### Instructions to follow:
Find every line with the word "Help" and report how many there are, without any other text.

### The data:
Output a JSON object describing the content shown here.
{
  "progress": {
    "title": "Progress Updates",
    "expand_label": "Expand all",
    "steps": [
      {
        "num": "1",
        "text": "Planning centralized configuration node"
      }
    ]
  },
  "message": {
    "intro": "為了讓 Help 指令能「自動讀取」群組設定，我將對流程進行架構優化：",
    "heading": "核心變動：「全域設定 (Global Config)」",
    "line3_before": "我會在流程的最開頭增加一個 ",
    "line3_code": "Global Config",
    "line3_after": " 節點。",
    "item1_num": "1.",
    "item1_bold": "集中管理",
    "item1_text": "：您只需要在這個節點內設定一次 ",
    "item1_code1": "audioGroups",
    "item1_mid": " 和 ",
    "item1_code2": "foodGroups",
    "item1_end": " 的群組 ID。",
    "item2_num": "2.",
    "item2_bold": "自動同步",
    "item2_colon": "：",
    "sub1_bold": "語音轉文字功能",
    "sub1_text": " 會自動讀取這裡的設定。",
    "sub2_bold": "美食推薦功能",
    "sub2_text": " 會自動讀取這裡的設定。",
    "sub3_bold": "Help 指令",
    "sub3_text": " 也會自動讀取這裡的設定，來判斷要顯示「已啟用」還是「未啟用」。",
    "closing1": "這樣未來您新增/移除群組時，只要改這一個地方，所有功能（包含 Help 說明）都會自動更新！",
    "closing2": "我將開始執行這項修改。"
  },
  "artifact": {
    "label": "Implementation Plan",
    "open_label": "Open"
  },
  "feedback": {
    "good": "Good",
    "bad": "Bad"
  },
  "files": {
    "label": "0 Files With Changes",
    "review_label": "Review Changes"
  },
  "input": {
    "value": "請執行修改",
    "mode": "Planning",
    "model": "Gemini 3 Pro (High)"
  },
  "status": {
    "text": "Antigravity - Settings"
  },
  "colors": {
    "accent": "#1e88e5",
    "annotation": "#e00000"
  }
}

### The reply:
3